[WHAT YOU NEED TO DO]
Below is a block of records. Copy every line in it that contains the word "image".

....

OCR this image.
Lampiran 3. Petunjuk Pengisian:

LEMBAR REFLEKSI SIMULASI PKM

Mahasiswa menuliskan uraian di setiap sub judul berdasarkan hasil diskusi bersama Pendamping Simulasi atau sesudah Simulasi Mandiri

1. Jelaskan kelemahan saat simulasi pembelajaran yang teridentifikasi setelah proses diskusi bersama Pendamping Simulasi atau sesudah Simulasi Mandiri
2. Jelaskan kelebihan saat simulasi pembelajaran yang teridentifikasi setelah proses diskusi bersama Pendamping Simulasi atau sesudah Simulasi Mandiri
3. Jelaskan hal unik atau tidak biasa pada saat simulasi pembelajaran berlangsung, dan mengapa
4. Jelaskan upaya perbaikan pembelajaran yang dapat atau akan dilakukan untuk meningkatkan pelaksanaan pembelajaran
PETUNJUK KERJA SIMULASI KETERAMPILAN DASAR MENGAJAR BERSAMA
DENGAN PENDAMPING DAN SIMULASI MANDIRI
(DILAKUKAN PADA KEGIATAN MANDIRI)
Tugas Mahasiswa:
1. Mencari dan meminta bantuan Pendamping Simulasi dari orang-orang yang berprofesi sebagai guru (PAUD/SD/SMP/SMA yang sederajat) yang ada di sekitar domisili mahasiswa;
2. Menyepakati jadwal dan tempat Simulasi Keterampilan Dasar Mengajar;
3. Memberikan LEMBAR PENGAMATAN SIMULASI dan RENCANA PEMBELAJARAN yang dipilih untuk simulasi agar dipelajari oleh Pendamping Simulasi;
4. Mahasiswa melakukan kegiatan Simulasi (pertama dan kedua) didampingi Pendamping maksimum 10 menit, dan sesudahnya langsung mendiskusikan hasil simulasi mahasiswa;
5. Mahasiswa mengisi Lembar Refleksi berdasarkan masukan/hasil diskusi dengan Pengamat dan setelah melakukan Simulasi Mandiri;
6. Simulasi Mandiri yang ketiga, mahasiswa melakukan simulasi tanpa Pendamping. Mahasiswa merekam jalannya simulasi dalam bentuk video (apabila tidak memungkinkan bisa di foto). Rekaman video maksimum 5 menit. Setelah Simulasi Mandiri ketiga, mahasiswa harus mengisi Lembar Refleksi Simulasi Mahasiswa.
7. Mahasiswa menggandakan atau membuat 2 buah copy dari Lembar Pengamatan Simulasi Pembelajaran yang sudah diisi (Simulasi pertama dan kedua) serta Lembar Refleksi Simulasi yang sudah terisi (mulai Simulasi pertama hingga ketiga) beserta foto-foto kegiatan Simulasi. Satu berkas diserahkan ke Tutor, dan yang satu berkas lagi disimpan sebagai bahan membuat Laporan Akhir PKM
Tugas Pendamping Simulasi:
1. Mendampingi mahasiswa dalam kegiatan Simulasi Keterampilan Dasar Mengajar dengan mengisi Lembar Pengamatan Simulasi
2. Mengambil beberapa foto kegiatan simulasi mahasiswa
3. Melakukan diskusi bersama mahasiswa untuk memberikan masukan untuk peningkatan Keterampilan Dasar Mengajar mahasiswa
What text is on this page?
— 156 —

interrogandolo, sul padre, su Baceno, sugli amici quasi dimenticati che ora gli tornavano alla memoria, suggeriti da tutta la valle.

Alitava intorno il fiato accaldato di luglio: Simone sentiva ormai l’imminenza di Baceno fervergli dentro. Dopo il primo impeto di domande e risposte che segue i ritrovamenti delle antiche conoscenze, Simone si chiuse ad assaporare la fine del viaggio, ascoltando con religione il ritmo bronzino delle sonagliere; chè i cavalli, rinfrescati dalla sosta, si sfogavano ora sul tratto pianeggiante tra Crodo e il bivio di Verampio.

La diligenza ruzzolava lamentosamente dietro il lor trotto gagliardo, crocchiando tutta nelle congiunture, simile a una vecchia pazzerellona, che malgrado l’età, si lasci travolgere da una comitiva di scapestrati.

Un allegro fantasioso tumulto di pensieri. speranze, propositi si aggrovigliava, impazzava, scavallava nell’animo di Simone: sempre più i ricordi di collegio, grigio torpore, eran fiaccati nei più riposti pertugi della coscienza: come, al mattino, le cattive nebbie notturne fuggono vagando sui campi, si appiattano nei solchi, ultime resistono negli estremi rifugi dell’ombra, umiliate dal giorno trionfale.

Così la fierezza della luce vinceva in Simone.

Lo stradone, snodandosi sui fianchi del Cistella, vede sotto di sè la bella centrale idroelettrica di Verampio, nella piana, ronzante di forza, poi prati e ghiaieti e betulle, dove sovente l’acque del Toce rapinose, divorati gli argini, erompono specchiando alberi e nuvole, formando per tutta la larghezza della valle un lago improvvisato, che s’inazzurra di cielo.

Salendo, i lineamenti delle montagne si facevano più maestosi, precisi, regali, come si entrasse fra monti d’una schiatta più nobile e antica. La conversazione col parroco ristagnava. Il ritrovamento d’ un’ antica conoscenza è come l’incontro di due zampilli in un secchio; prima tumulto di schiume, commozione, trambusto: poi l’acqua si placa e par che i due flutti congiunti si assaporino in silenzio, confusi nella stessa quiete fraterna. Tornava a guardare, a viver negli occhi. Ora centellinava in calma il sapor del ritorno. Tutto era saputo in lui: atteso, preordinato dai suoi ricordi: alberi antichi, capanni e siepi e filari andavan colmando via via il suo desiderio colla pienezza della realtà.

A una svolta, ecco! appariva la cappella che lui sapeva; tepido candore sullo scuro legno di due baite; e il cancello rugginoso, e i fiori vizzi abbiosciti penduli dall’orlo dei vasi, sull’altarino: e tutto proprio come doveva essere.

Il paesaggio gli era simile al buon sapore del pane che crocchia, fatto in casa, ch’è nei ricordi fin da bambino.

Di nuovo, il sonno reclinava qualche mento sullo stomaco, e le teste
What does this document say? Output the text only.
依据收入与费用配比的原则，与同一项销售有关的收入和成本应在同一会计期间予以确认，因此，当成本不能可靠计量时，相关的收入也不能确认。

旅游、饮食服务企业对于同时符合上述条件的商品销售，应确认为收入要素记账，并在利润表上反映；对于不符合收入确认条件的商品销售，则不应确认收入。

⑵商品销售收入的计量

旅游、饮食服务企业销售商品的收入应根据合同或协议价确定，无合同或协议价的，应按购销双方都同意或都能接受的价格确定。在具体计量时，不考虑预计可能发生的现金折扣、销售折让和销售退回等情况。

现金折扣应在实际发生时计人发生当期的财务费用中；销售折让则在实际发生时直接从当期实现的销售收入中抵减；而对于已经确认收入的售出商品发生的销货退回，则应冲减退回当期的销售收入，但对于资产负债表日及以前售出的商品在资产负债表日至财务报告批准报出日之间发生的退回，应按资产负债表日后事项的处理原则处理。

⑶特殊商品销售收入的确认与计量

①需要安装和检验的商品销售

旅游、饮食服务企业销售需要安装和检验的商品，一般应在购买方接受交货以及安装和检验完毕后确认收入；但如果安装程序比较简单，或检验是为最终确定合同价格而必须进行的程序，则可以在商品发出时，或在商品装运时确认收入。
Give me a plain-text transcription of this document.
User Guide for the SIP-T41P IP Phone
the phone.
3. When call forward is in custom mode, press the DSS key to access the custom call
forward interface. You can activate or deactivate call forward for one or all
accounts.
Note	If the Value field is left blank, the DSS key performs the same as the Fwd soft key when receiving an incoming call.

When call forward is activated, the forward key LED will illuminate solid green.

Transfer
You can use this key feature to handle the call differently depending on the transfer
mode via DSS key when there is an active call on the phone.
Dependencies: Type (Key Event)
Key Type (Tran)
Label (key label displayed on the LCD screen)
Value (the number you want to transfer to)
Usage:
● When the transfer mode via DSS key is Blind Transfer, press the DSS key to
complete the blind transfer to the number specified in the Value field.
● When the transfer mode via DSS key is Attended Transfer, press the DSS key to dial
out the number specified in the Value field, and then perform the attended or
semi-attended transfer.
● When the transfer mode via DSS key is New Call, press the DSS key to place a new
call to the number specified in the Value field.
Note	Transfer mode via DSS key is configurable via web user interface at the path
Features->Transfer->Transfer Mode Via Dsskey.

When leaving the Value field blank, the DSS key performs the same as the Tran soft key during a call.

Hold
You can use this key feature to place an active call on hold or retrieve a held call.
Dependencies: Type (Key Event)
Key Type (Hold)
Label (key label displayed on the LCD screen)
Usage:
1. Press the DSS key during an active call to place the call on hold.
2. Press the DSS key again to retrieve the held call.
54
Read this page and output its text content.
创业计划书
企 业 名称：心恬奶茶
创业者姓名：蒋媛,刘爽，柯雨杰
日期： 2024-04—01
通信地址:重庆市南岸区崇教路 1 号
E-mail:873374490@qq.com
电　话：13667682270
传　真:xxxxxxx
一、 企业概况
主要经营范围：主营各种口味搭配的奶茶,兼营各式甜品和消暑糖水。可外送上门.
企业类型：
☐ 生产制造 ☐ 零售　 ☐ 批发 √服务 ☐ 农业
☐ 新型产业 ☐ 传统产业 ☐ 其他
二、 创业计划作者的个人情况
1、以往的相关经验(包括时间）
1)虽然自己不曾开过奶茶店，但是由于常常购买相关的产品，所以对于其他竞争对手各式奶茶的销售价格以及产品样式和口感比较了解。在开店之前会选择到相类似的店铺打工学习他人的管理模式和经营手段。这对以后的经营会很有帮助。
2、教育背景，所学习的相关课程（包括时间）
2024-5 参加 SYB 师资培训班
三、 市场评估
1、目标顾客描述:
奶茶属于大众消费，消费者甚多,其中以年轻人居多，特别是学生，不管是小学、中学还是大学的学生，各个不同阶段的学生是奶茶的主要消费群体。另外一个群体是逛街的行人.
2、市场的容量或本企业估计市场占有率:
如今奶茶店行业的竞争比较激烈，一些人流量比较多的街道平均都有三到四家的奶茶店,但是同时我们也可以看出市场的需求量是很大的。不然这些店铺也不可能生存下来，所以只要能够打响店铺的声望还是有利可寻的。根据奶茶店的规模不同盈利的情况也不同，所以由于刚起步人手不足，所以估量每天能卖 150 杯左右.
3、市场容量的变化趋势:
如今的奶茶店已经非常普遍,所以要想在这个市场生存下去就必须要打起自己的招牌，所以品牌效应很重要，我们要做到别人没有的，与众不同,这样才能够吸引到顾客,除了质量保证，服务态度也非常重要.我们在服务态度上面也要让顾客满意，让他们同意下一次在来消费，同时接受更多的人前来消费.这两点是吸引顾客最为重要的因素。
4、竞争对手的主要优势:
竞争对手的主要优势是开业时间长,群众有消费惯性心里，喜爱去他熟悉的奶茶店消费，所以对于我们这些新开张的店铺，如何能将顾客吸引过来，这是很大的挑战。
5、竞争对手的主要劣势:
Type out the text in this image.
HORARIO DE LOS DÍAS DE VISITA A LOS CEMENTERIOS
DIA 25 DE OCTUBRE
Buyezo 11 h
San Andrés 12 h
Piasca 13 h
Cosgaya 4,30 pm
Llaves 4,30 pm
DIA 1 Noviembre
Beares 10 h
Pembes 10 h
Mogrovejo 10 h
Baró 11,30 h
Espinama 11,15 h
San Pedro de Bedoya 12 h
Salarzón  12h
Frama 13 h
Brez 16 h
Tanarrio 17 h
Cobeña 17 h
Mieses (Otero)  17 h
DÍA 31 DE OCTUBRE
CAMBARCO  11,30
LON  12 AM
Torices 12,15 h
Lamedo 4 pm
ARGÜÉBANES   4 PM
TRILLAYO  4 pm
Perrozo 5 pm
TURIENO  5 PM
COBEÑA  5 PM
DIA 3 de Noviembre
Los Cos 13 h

....

[RESPONSE TO THE EXERCISE]
OCR this image.
Type out the text in this image.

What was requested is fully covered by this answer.